What you will do: Give every line of the listing as a JSON list of strings, with one string per line and blank lines omitted.

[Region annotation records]
►

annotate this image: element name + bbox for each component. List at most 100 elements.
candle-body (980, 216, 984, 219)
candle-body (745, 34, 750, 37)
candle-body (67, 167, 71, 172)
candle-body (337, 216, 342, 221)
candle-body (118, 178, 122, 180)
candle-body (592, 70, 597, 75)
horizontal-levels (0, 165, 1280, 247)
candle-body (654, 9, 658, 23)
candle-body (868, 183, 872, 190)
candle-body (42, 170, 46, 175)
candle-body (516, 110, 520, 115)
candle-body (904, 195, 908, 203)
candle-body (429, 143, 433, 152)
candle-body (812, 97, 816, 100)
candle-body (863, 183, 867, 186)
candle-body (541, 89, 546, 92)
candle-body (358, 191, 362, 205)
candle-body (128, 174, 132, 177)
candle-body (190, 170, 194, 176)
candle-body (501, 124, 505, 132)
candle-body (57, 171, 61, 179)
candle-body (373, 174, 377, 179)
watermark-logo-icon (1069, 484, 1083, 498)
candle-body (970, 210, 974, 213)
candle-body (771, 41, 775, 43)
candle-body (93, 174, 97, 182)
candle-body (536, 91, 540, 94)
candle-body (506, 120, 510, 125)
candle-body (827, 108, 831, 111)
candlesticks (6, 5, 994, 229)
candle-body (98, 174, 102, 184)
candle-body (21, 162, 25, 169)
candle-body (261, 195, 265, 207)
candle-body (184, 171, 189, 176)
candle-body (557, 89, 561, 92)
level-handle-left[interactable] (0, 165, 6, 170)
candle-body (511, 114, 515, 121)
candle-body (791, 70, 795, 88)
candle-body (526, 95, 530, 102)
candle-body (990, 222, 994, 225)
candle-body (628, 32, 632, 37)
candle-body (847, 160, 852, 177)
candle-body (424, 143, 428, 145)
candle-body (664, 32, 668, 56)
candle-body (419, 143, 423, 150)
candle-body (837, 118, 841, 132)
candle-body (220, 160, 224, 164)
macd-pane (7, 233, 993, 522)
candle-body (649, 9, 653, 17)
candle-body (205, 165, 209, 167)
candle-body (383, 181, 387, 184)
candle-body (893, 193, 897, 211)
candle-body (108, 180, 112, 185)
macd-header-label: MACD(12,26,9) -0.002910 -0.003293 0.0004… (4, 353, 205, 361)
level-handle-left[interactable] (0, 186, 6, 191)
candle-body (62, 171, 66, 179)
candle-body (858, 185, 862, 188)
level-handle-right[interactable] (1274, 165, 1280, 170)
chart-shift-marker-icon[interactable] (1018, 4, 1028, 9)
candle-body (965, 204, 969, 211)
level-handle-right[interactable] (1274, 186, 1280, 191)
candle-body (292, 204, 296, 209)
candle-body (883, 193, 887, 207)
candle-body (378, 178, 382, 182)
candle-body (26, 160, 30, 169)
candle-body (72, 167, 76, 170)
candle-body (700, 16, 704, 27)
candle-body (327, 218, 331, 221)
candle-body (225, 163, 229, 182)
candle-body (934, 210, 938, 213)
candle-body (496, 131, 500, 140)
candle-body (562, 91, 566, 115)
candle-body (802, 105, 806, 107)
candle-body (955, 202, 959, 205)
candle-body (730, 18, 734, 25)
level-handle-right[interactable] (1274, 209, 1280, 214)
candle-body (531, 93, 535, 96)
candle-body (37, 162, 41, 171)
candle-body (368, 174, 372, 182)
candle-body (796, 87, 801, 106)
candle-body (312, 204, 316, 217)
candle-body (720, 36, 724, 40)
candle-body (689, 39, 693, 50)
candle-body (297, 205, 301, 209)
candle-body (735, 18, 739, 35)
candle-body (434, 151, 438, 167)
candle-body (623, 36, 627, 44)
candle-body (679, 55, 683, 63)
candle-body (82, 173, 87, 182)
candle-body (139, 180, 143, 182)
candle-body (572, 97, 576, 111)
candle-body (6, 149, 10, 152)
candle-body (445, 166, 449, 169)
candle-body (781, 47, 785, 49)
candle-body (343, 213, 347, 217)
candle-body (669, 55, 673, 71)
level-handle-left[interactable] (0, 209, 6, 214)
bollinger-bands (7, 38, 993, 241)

◄

Answer in full:
[
  "annotate this image: element name + bbox for each component. List at most 100 elements.",
  "candle-body (980, 216, 984, 219)",
  "candle-body (745, 34, 750, 37)",
  "candle-body (67, 167, 71, 172)",
  "candle-body (337, 216, 342, 221)",
  "candle-body (118, 178, 122, 180)",
  "candle-body (592, 70, 597, 75)",
  "horizontal-levels (0, 165, 1280, 247)",
  "candle-body (654, 9, 658, 23)",
  "candle-body (868, 183, 872, 190)",
  "candle-body (42, 170, 46, 175)",
  "candle-body (516, 110, 520, 115)",
  "candle-body (904, 195, 908, 203)",
  "candle-body (429, 143, 433, 152)",
  "candle-body (812, 97, 816, 100)",
  "candle-body (863, 183, 867, 186)",
  "candle-body (541, 89, 546, 92)",
  "candle-body (358, 191, 362, 205)",
  "candle-body (128, 174, 132, 177)",
  "candle-body (190, 170, 194, 176)",
  "candle-body (501, 124, 505, 132)",
  "candle-body (57, 171, 61, 179)",
  "candle-body (373, 174, 377, 179)",
  "watermark-logo-icon (1069, 484, 1083, 498)",
  "candle-body (970, 210, 974, 213)",
  "candle-body (771, 41, 775, 43)",
  "candle-body (93, 174, 97, 182)",
  "candle-body (536, 91, 540, 94)",
  "candle-body (506, 120, 510, 125)",
  "candle-body (827, 108, 831, 111)",
  "candlesticks (6, 5, 994, 229)",
  "candle-body (98, 174, 102, 184)",
  "candle-body (21, 162, 25, 169)",
  "candle-body (261, 195, 265, 207)",
  "candle-body (184, 171, 189, 176)",
  "candle-body (557, 89, 561, 92)",
  "level-handle-left[interactable] (0, 165, 6, 170)",
  "candle-body (511, 114, 515, 121)",
  "candle-body (791, 70, 795, 88)",
  "candle-body (526, 95, 530, 102)",
  "candle-body (990, 222, 994, 225)",
  "candle-body (628, 32, 632, 37)",
  "candle-body (847, 160, 852, 177)",
  "candle-body (424, 143, 428, 145)",
  "candle-body (664, 32, 668, 56)",
  "candle-body (419, 143, 423, 150)",
  "candle-body (837, 118, 841, 132)",
  "candle-body (220, 160, 224, 164)",
  "macd-pane (7, 233, 993, 522)",
  "candle-body (649, 9, 653, 17)",
  "candle-body (205, 165, 209, 167)",
  "candle-body (383, 181, 387, 184)",
  "candle-body (893, 193, 897, 211)",
  "candle-body (108, 180, 112, 185)",
  "macd-header-label: MACD(12,26,9) -0.002910 -0.003293 0.0004… (4, 353, 205, 361)",
  "level-handle-left[interactable] (0, 186, 6, 191)",
  "candle-body (62, 171, 66, 179)",
  "candle-body (858, 185, 862, 188)",
  "level-handle-right[interactable] (1274, 165, 1280, 170)",
  "chart-shift-marker-icon[interactable] (1018, 4, 1028, 9)",
  "candle-body (965, 204, 969, 211)",
  "level-handle-right[interactable] (1274, 186, 1280, 191)",
  "candle-body (292, 204, 296, 209)",
  "candle-body (883, 193, 887, 207)",
  "candle-body (378, 178, 382, 182)",
  "candle-body (26, 160, 30, 169)",
  "candle-body (72, 167, 76, 170)",
  "candle-body (700, 16, 704, 27)",
  "candle-body (327, 218, 331, 221)",
  "candle-body (225, 163, 229, 182)",
  "candle-body (934, 210, 938, 213)",
  "candle-body (496, 131, 500, 140)",
  "candle-body (562, 91, 566, 115)",
  "candle-body (802, 105, 806, 107)",
  "candle-body (955, 202, 959, 205)",
  "candle-body (730, 18, 734, 25)",
  "level-handle-right[interactable] (1274, 209, 1280, 214)",
  "candle-body (531, 93, 535, 96)",
  "candle-body (37, 162, 41, 171)",
  "candle-body (368, 174, 372, 182)",
  "candle-body (796, 87, 801, 106)",
  "candle-body (312, 204, 316, 217)",
  "candle-body (720, 36, 724, 40)",
  "candle-body (689, 39, 693, 50)",
  "candle-body (297, 205, 301, 209)",
  "candle-body (735, 18, 739, 35)",
  "candle-body (434, 151, 438, 167)",
  "candle-body (623, 36, 627, 44)",
  "candle-body (679, 55, 683, 63)",
  "candle-body (82, 173, 87, 182)",
  "candle-body (139, 180, 143, 182)",
  "candle-body (572, 97, 576, 111)",
  "candle-body (6, 149, 10, 152)",
  "candle-body (445, 166, 449, 169)",
  "candle-body (781, 47, 785, 49)",
  "candle-body (343, 213, 347, 217)",
  "candle-body (669, 55, 673, 71)",
  "level-handle-left[interactable] (0, 209, 6, 214)",
  "bollinger-bands (7, 38, 993, 241)"
]